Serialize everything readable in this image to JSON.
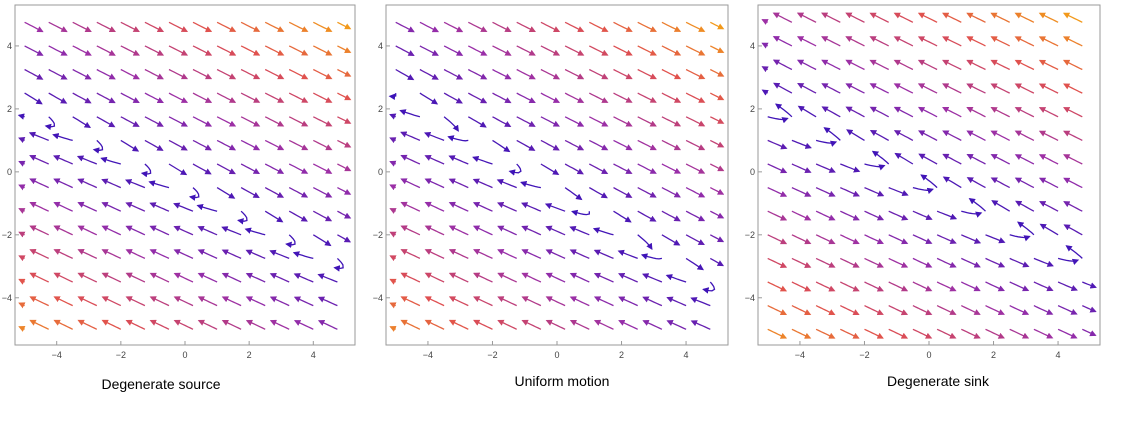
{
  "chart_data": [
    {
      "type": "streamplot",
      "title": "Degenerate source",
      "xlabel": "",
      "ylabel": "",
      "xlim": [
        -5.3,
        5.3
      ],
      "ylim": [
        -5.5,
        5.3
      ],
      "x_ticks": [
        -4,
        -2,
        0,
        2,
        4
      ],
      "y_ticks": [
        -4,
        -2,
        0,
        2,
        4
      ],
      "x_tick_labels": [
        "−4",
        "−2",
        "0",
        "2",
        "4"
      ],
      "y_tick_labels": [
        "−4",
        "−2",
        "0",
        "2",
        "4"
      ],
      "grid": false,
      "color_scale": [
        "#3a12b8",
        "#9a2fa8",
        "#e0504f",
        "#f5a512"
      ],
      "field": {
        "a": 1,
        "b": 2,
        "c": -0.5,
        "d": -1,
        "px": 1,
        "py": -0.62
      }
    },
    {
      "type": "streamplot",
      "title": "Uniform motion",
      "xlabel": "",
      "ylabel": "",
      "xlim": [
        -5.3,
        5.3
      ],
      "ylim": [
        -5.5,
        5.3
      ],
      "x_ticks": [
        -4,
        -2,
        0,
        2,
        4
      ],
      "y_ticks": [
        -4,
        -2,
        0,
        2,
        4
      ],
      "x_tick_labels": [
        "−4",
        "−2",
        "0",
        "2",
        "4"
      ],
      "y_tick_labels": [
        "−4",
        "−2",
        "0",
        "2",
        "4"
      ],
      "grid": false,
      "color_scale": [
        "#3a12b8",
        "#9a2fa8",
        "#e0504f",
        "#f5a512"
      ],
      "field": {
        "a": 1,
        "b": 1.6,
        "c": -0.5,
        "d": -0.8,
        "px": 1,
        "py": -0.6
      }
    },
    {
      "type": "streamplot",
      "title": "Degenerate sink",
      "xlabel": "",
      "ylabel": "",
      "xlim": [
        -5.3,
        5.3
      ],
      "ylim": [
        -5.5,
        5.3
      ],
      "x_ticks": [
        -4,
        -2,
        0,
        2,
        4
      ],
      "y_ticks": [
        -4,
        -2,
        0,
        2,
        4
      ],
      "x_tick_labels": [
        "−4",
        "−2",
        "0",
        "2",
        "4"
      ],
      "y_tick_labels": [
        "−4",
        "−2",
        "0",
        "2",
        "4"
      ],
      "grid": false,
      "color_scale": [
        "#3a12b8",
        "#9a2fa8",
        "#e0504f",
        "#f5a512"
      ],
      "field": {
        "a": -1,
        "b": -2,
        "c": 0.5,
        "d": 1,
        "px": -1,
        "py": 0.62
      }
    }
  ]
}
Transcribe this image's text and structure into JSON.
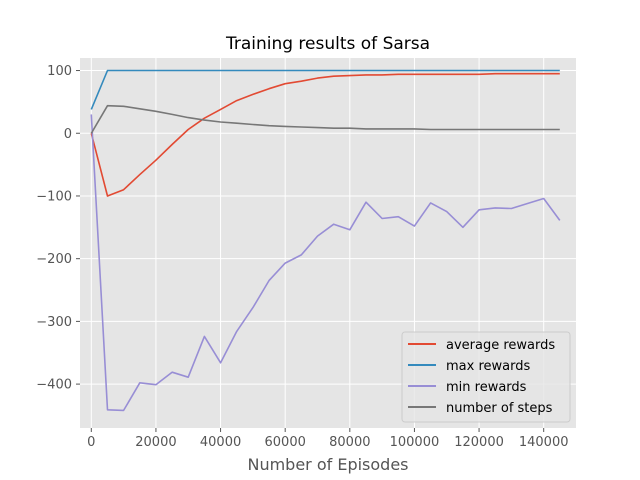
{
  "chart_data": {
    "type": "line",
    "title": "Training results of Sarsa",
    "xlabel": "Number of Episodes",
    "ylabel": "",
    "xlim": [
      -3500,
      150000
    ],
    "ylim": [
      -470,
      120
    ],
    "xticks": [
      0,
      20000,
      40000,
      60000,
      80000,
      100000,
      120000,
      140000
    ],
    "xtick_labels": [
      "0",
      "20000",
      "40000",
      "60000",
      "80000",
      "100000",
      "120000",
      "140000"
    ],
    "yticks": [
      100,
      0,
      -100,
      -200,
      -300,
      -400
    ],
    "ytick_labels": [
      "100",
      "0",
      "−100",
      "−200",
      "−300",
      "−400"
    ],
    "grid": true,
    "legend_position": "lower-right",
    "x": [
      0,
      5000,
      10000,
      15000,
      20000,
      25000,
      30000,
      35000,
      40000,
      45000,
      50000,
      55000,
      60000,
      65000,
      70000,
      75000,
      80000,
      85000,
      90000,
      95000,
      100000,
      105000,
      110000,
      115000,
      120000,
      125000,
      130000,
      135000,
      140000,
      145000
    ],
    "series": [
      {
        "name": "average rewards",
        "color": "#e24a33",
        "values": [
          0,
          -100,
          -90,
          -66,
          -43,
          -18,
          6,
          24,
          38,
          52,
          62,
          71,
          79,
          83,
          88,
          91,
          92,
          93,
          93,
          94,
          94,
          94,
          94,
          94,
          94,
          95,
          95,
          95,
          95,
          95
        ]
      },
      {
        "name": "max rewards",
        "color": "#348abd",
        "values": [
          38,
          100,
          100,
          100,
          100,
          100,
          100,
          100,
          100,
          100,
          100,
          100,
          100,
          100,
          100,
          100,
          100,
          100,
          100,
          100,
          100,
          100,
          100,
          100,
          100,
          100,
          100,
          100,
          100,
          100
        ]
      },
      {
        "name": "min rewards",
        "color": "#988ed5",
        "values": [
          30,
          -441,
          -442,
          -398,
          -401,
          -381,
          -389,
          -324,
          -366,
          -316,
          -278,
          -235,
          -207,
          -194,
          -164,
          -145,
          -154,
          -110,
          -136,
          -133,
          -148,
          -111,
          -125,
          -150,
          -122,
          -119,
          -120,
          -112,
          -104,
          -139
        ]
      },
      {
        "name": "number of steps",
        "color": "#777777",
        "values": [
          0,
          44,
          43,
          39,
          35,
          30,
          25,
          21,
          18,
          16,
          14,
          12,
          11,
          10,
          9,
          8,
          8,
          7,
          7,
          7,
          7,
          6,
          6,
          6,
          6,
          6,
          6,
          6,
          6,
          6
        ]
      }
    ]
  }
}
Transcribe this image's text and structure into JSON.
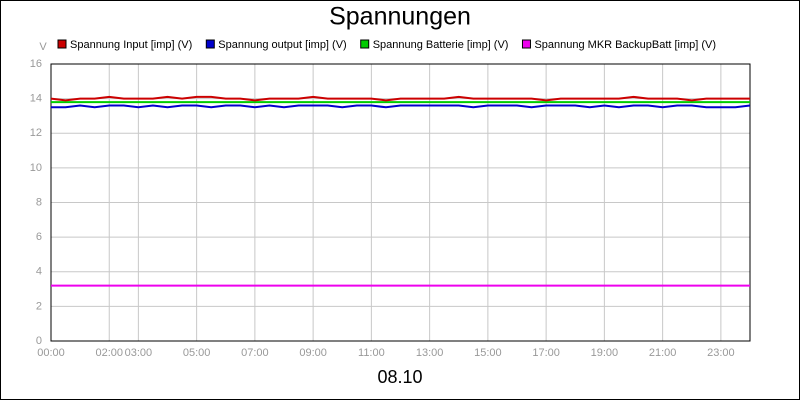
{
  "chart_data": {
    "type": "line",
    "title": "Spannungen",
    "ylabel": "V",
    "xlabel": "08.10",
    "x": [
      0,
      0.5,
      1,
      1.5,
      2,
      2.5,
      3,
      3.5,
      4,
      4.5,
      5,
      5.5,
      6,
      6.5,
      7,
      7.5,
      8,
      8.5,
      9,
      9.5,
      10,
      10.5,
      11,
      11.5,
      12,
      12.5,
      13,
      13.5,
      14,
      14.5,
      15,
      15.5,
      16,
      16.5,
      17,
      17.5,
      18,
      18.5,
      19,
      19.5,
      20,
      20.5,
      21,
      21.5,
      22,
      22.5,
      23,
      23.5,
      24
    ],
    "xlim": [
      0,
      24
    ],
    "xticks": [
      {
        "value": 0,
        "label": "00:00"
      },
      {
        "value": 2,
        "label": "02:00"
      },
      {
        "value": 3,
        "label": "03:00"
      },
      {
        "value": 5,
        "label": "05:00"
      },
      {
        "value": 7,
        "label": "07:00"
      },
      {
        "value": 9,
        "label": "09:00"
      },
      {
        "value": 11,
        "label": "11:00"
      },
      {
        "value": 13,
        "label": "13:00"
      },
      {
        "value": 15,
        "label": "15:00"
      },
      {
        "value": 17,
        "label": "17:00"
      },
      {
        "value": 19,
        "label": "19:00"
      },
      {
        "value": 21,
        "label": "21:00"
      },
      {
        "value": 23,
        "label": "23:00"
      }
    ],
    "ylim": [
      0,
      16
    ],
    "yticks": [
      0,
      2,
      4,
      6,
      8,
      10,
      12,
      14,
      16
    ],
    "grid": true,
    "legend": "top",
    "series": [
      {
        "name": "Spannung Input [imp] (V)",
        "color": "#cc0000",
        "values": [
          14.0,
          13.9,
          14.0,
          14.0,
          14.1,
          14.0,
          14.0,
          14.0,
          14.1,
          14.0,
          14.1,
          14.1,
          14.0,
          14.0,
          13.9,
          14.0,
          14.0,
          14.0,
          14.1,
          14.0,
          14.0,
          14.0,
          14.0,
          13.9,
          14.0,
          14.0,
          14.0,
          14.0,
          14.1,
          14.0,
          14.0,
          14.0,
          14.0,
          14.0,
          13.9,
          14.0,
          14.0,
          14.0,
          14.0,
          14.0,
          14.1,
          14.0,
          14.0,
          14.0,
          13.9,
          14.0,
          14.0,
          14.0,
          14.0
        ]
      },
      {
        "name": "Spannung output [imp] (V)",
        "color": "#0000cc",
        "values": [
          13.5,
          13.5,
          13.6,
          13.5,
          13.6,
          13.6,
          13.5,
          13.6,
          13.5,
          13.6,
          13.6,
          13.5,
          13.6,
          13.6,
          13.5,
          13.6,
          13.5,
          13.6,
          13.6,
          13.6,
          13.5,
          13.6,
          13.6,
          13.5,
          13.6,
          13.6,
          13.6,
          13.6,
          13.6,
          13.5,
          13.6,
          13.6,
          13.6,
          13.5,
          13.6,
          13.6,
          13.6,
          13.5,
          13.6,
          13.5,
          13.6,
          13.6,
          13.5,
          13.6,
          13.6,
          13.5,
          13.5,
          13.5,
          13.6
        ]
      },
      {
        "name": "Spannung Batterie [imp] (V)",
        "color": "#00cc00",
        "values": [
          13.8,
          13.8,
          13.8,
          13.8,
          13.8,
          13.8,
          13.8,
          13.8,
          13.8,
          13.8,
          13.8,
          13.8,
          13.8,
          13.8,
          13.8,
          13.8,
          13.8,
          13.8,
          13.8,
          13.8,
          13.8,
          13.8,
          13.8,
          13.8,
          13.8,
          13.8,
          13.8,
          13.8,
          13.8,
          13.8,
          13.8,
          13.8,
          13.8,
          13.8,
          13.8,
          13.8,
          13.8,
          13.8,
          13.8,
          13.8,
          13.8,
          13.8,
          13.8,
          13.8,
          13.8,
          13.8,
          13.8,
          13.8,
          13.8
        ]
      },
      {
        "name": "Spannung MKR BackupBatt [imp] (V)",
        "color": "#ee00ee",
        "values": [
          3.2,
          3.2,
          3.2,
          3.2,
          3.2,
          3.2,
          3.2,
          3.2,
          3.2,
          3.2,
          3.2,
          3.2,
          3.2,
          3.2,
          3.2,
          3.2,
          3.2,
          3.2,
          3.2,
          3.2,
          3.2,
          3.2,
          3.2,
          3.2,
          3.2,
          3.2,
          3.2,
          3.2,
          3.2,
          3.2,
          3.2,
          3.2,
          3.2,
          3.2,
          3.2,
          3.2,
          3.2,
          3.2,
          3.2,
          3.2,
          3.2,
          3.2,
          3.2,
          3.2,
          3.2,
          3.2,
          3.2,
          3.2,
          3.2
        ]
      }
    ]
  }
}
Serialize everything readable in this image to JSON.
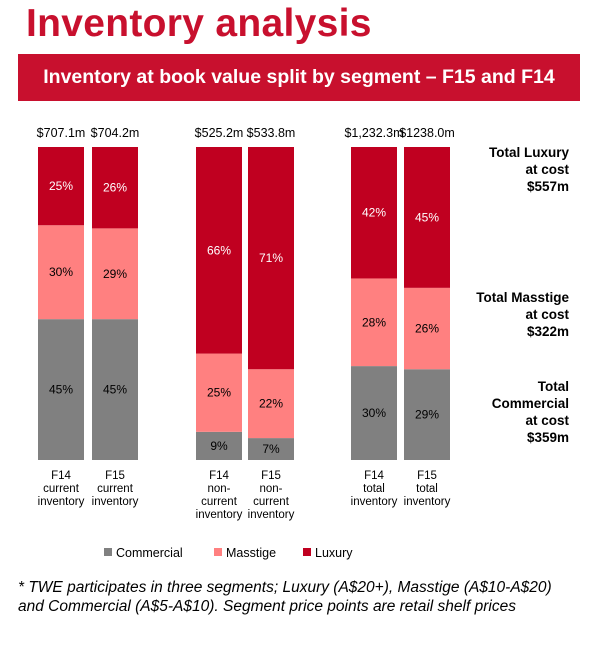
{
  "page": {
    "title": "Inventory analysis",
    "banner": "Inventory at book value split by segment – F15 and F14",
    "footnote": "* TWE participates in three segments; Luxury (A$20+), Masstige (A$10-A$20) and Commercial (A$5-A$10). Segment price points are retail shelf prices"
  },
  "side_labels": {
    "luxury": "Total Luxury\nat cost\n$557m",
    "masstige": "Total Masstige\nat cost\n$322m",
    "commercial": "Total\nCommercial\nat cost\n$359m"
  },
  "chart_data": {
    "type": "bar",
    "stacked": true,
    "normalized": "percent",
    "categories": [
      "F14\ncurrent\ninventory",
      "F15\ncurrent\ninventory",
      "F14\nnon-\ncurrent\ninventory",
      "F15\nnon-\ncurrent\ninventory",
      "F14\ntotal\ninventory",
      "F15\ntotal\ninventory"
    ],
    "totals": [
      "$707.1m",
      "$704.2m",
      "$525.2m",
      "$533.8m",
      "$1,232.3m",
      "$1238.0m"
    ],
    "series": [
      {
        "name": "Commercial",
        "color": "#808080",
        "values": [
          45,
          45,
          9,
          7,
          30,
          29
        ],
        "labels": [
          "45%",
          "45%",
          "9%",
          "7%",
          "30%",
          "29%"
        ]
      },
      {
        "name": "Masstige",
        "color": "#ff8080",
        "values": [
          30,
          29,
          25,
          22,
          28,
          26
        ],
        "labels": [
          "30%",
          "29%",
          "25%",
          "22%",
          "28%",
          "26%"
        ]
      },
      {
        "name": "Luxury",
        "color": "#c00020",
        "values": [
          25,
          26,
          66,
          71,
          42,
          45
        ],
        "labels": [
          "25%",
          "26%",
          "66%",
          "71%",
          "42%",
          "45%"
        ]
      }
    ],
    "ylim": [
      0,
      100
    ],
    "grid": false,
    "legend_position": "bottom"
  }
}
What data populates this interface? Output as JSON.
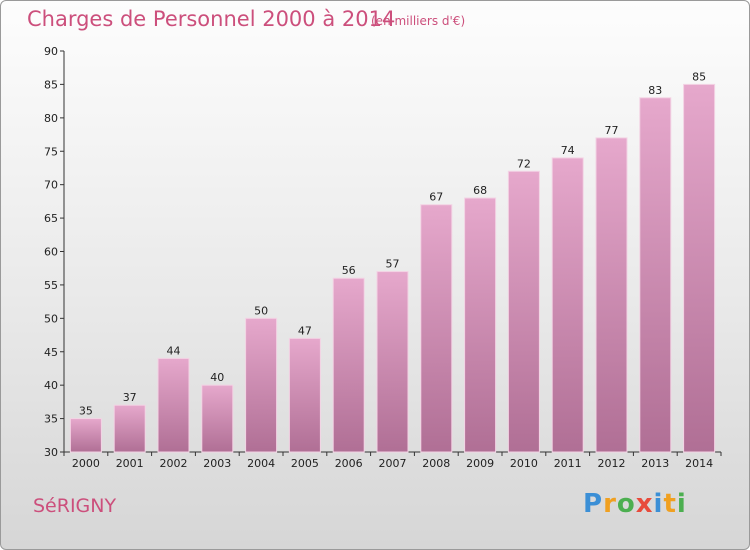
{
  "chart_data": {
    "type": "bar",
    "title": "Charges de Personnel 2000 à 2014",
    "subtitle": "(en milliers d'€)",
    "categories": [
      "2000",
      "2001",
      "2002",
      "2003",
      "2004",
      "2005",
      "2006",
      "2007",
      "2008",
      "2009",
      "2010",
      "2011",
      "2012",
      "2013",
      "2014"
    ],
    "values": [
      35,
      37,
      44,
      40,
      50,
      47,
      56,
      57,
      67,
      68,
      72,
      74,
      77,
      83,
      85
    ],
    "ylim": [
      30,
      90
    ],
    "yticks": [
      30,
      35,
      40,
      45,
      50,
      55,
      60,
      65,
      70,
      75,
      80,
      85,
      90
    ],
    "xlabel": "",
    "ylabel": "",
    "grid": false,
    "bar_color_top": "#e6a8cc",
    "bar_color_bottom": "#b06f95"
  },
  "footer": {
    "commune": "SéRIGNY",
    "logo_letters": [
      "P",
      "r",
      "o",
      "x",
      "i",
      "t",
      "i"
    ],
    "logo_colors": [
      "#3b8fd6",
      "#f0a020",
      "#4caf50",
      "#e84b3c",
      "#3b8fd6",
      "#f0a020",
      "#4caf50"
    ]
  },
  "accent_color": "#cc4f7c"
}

• _Job_:
Give the number of lines above in which the word "rewards" occurs, with nothing else.

• _The reply_:
3